TASK INSTRUCTIONS: Return all lines below containing the word "Profiles".

SUPPLIED MATERIAL:
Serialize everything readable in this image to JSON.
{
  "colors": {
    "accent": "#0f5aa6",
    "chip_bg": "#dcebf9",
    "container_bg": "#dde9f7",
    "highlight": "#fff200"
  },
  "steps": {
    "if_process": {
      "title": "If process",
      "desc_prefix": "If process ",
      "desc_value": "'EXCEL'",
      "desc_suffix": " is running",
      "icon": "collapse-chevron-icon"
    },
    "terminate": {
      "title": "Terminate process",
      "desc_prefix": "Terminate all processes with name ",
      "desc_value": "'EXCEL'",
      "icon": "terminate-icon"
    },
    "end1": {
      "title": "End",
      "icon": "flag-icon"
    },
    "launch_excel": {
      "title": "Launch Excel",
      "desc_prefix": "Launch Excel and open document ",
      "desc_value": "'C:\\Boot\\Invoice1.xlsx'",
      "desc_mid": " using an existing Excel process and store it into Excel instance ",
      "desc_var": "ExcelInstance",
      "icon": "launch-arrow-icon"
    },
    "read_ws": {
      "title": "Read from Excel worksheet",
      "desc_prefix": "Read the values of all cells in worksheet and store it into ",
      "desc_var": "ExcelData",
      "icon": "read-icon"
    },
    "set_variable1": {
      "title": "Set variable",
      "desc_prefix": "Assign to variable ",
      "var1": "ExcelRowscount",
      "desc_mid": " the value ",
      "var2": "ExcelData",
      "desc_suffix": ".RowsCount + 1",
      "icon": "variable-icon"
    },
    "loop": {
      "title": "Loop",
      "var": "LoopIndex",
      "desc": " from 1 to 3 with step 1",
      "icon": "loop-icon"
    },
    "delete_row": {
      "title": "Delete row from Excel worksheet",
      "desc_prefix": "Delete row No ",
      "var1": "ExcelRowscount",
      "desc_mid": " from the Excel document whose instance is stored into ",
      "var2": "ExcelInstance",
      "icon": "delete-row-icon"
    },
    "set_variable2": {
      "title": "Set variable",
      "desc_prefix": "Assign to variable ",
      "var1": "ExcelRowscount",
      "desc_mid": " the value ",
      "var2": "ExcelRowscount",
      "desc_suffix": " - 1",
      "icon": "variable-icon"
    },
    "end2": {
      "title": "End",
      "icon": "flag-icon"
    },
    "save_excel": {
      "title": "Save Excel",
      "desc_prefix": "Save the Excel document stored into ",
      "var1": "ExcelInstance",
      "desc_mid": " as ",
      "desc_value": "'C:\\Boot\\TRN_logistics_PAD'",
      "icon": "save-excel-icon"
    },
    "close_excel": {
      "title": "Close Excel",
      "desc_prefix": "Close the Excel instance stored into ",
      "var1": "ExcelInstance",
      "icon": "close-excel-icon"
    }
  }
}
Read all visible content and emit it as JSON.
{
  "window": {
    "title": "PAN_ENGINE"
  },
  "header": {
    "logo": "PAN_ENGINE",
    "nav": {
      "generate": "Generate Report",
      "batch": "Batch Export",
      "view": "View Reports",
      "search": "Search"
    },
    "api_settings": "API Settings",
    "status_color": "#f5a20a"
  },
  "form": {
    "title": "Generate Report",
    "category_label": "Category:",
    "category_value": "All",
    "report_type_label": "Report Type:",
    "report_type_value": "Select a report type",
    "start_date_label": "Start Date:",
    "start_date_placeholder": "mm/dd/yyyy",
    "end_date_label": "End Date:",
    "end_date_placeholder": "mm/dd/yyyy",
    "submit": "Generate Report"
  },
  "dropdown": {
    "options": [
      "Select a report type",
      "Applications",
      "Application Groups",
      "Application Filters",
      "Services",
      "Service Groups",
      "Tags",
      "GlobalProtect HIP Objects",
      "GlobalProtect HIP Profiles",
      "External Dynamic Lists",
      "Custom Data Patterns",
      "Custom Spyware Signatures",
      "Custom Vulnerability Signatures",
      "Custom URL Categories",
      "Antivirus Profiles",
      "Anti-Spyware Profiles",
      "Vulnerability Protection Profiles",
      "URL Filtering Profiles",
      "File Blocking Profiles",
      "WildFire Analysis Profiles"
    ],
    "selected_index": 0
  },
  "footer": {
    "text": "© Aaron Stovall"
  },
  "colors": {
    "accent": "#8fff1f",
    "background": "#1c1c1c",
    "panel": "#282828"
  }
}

RESPONSE AREA:
      "GlobalProtect HIP Profiles",
      "Antivirus Profiles",
      "Anti-Spyware Profiles",
      "Vulnerability Protection Profiles",
      "URL Filtering Profiles",
      "File Blocking Profiles",
      "WildFire Analysis Profiles"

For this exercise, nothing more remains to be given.